Give an exact transcription of every line, dropping the images.

> [Records for processing]:
◇ ◇ ◇ ◇ ◇ ◇ ◇

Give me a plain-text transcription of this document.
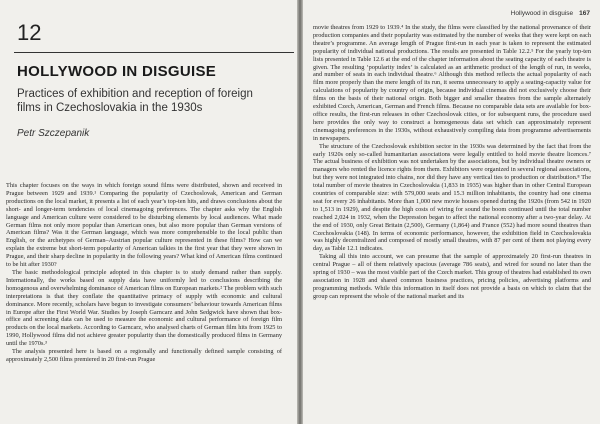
12
HOLLYWOOD IN DISGUISE
Practices of exhibition and reception of foreign films in Czechoslovakia in the 1930s
Petr Szczepanik

This chapter focuses on the ways in which foreign sound films were distributed, shown and received in Prague between 1929 and 1939.¹ Comparing the popularity of Czechoslovak, American and German productions on the local market, it presents a list of each year’s top-ten hits, and draws conclusions about the short- and longer-term tendencies of local cinemagoing preferences. The chapter asks why the English language and American culture were considered to be disturbing elements by local audiences. What made German films not only more popular than American ones, but also more popular than German versions of American films? Was it the German language, which was more comprehensible to the local public than English, or the archetypes of German–Austrian popular culture represented in these films? How can we explain the extreme but short-term popularity of American talkies in the first year that they were shown in Prague, and their sharp decline in popularity in the following years? What kind of American films continued to be hit after 1930?

The basic methodological principle adopted in this chapter is to study demand rather than supply. Internationally, the works based on supply data have uniformly led to conclusions describing the homogenous and overwhelming dominance of American films on European markets.² The problem with such interpretations is that they conflate the quantitative primacy of supply with economic and cultural dominance. More recently, scholars have begun to investigate consumers’ behaviour towards American films in Europe after the First World War. Studies by Joseph Garncarz and John Sedgwick have shown that box-office and screening data can be used to measure the economic and cultural performance of foreign film products on the local markets. According to Garncarz, who analysed charts of German film hits from 1925 to 1990, Hollywood films did not achieve greater popularity than the domestically produced films in Germany until the 1970s.³

The analysis presented here is based on a regionally and functionally defined sample consisting of approximately 2,500 films premiered in 20 first-run Prague

Hollywood in disguise 167

movie theatres from 1929 to 1939.⁴ In the study, the films were classified by the national provenance of their production companies and their popularity was estimated by the number of weeks that they were kept on each theatre’s programme. An average length of Prague first-run in each year is taken to represent the estimated popularity of individual national productions. The results are presented in Table 12.2.⁵ For the yearly top-ten lists presented in Table 12.6 at the end of the chapter information about the seating capacity of each theatre is given. The resulting ‘popularity index’ is calculated as an arithmetic product of the length of run, in weeks, and number of seats in each individual theatre.⁶ Although this method reflects the actual popularity of each film more properly than the mere length of its run, it seems unnecessary to apply a seating-capacity value for calculations of popularity by country of origin, because individual cinemas did not exclusively choose their films on the basis of their national origin. Both bigger and smaller theatres from the sample alternately exhibited Czech, American, German and French films. Because no comparable data sets are available for box-office results, the first-run releases in other Czechoslovak cities, or for subsequent runs, the procedure used here provides the only way to construct a homogeneous data set which can approximately represent cinemagoing preferences in the 1930s, without exhaustively compiling data from programme advertisements in newspapers.

The structure of the Czechoslovak exhibition sector in the 1930s was determined by the fact that from the early 1920s only so-called humanitarian associations were legally entitled to hold movie theatre licences.⁷ The actual business of exhibition was not undertaken by the associations, but by individual theatre owners or managers who rented the licence rights from them. Exhibitors were organized in several regional associations, but they were not integrated into chains, nor did they have any vertical ties to production or distribution.⁸ The total number of movie theatres in Czechoslovakia (1,833 in 1935) was higher than in other Central European countries of comparable size: with 579,000 seats and 15.3 million inhabitants, the country had one cinema seat for every 26 inhabitants. More than 1,000 new movie houses opened during the 1920s (from 542 in 1920 to 1,513 in 1929), and despite the high costs of wiring for sound the boom continued until the total number reached 2,024 in 1932, when the Depression began to affect the national economy after a two-year delay. At the end of 1930, only Great Britain (2,500), Germany (1,864) and France (552) had more sound theatres than Czechoslovakia (148). In terms of economic performance, however, the exhibition field in Czechoslovakia was highly decentralized and composed of mostly small theatres, with 87 per cent of them not playing every day, as Table 12.1 indicates.

Taking all this into account, we can presume that the sample of approximately 20 first-run theatres in central Prague – all of them relatively spacious (average 786 seats), and wired for sound no later than the spring of 1930 – was the most visible part of the Czech market. This group of theatres had established its own association in 1928 and shared common business practices, pricing policies, advertising platforms and programming methods. While this information in itself does not provide a basis on which to claim that the group can represent the whole of the national market and its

◇ ◇ ◇ ◇ ◇ ◇ ◇

> [Final result]:
Give me a plain-text transcription of this document.
12
HOLLYWOOD IN DISGUISE
Practices of exhibition and reception of foreign films in Czechoslovakia in the 1930s
Petr Szczepanik

This chapter focuses on the ways in which foreign sound films were distributed, shown and received in Prague between 1929 and 1939.¹ Comparing the popularity of Czechoslovak, American and German productions on the local market, it presents a list of each year’s top-ten hits, and draws conclusions about the short- and longer-term tendencies of local cinemagoing preferences. The chapter asks why the English language and American culture were considered to be disturbing elements by local audiences. What made German films not only more popular than American ones, but also more popular than German versions of American films? Was it the German language, which was more comprehensible to the local public than English, or the archetypes of German–Austrian popular culture represented in these films? How can we explain the extreme but short-term popularity of American talkies in the first year that they were shown in Prague, and their sharp decline in popularity in the following years? What kind of American films continued to be hit after 1930?

The basic methodological principle adopted in this chapter is to study demand rather than supply. Internationally, the works based on supply data have uniformly led to conclusions describing the homogenous and overwhelming dominance of American films on European markets.² The problem with such interpretations is that they conflate the quantitative primacy of supply with economic and cultural dominance. More recently, scholars have begun to investigate consumers’ behaviour towards American films in Europe after the First World War. Studies by Joseph Garncarz and John Sedgwick have shown that box-office and screening data can be used to measure the economic and cultural performance of foreign film products on the local markets. According to Garncarz, who analysed charts of German film hits from 1925 to 1990, Hollywood films did not achieve greater popularity than the domestically produced films in Germany until the 1970s.³

The analysis presented here is based on a regionally and functionally defined sample consisting of approximately 2,500 films premiered in 20 first-run Prague

Hollywood in disguise 167

movie theatres from 1929 to 1939.⁴ In the study, the films were classified by the national provenance of their production companies and their popularity was estimated by the number of weeks that they were kept on each theatre’s programme. An average length of Prague first-run in each year is taken to represent the estimated popularity of individual national productions. The results are presented in Table 12.2.⁵ For the yearly top-ten lists presented in Table 12.6 at the end of the chapter information about the seating capacity of each theatre is given. The resulting ‘popularity index’ is calculated as an arithmetic product of the length of run, in weeks, and number of seats in each individual theatre.⁶ Although this method reflects the actual popularity of each film more properly than the mere length of its run, it seems unnecessary to apply a seating-capacity value for calculations of popularity by country of origin, because individual cinemas did not exclusively choose their films on the basis of their national origin. Both bigger and smaller theatres from the sample alternately exhibited Czech, American, German and French films. Because no comparable data sets are available for box-office results, the first-run releases in other Czechoslovak cities, or for subsequent runs, the procedure used here provides the only way to construct a homogeneous data set which can approximately represent cinemagoing preferences in the 1930s, without exhaustively compiling data from programme advertisements in newspapers.

The structure of the Czechoslovak exhibition sector in the 1930s was determined by the fact that from the early 1920s only so-called humanitarian associations were legally entitled to hold movie theatre licences.⁷ The actual business of exhibition was not undertaken by the associations, but by individual theatre owners or managers who rented the licence rights from them. Exhibitors were organized in several regional associations, but they were not integrated into chains, nor did they have any vertical ties to production or distribution.⁸ The total number of movie theatres in Czechoslovakia (1,833 in 1935) was higher than in other Central European countries of comparable size: with 579,000 seats and 15.3 million inhabitants, the country had one cinema seat for every 26 inhabitants. More than 1,000 new movie houses opened during the 1920s (from 542 in 1920 to 1,513 in 1929), and despite the high costs of wiring for sound the boom continued until the total number reached 2,024 in 1932, when the Depression began to affect the national economy after a two-year delay. At the end of 1930, only Great Britain (2,500), Germany (1,864) and France (552) had more sound theatres than Czechoslovakia (148). In terms of economic performance, however, the exhibition field in Czechoslovakia was highly decentralized and composed of mostly small theatres, with 87 per cent of them not playing every day, as Table 12.1 indicates.

Taking all this into account, we can presume that the sample of approximately 20 first-run theatres in central Prague – all of them relatively spacious (average 786 seats), and wired for sound no later than the spring of 1930 – was the most visible part of the Czech market. This group of theatres had established its own association in 1928 and shared common business practices, pricing policies, advertising platforms and programming methods. While this information in itself does not provide a basis on which to claim that the group can represent the whole of the national market and its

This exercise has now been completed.